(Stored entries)
..........
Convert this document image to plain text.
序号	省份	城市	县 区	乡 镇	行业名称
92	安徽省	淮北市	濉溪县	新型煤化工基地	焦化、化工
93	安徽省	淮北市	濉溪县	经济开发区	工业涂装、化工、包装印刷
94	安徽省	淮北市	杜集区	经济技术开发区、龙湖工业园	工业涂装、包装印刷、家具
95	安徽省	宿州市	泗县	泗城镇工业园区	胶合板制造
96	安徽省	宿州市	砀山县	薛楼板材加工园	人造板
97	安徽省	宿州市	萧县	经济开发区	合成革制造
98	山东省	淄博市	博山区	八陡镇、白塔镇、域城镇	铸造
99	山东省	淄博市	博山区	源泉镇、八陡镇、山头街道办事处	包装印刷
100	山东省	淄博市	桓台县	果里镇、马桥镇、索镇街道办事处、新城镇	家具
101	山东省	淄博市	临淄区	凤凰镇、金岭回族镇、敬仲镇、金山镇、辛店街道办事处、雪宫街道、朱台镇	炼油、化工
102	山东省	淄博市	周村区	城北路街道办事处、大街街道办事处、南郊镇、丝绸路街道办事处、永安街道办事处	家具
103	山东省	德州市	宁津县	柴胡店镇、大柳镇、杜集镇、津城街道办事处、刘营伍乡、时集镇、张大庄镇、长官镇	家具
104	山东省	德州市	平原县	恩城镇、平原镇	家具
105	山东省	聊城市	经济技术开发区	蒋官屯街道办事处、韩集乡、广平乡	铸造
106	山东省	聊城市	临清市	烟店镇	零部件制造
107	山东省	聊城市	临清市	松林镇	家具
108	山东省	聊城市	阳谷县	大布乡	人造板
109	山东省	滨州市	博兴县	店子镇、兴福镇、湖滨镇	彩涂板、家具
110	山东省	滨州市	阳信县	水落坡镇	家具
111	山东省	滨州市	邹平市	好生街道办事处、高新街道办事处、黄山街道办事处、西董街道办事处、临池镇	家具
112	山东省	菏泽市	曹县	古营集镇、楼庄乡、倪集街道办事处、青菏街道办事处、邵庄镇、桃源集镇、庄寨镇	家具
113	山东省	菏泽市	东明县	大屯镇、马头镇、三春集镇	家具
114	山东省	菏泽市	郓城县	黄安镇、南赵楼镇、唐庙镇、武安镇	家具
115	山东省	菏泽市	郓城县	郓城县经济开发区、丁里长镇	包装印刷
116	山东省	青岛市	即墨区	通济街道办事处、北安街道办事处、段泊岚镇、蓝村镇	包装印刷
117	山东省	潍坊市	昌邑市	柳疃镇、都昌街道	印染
..........
Reproduce the material verbatim, line by line.

■ The completed task
Convert this document image to plain text.
序号	省份	城市	县 区	乡 镇	行业名称
92	安徽省	淮北市	濉溪县	新型煤化工基地	焦化、化工
93	安徽省	淮北市	濉溪县	经济开发区	工业涂装、化工、包装印刷
94	安徽省	淮北市	杜集区	经济技术开发区、龙湖工业园	工业涂装、包装印刷、家具
95	安徽省	宿州市	泗县	泗城镇工业园区	胶合板制造
96	安徽省	宿州市	砀山县	薛楼板材加工园	人造板
97	安徽省	宿州市	萧县	经济开发区	合成革制造
98	山东省	淄博市	博山区	八陡镇、白塔镇、域城镇	铸造
99	山东省	淄博市	博山区	源泉镇、八陡镇、山头街道办事处	包装印刷
100	山东省	淄博市	桓台县	果里镇、马桥镇、索镇街道办事处、新城镇	家具
101	山东省	淄博市	临淄区	凤凰镇、金岭回族镇、敬仲镇、金山镇、辛店街道办事处、雪宫街道、朱台镇	炼油、化工
102	山东省	淄博市	周村区	城北路街道办事处、大街街道办事处、南郊镇、丝绸路街道办事处、永安街道办事处	家具
103	山东省	德州市	宁津县	柴胡店镇、大柳镇、杜集镇、津城街道办事处、刘营伍乡、时集镇、张大庄镇、长官镇	家具
104	山东省	德州市	平原县	恩城镇、平原镇	家具
105	山东省	聊城市	经济技术开发区	蒋官屯街道办事处、韩集乡、广平乡	铸造
106	山东省	聊城市	临清市	烟店镇	零部件制造
107	山东省	聊城市	临清市	松林镇	家具
108	山东省	聊城市	阳谷县	大布乡	人造板
109	山东省	滨州市	博兴县	店子镇、兴福镇、湖滨镇	彩涂板、家具
110	山东省	滨州市	阳信县	水落坡镇	家具
111	山东省	滨州市	邹平市	好生街道办事处、高新街道办事处、黄山街道办事处、西董街道办事处、临池镇	家具
112	山东省	菏泽市	曹县	古营集镇、楼庄乡、倪集街道办事处、青菏街道办事处、邵庄镇、桃源集镇、庄寨镇	家具
113	山东省	菏泽市	东明县	大屯镇、马头镇、三春集镇	家具
114	山东省	菏泽市	郓城县	黄安镇、南赵楼镇、唐庙镇、武安镇	家具
115	山东省	菏泽市	郓城县	郓城县经济开发区、丁里长镇	包装印刷
116	山东省	青岛市	即墨区	通济街道办事处、北安街道办事处、段泊岚镇、蓝村镇	包装印刷
117	山东省	潍坊市	昌邑市	柳疃镇、都昌街道	印染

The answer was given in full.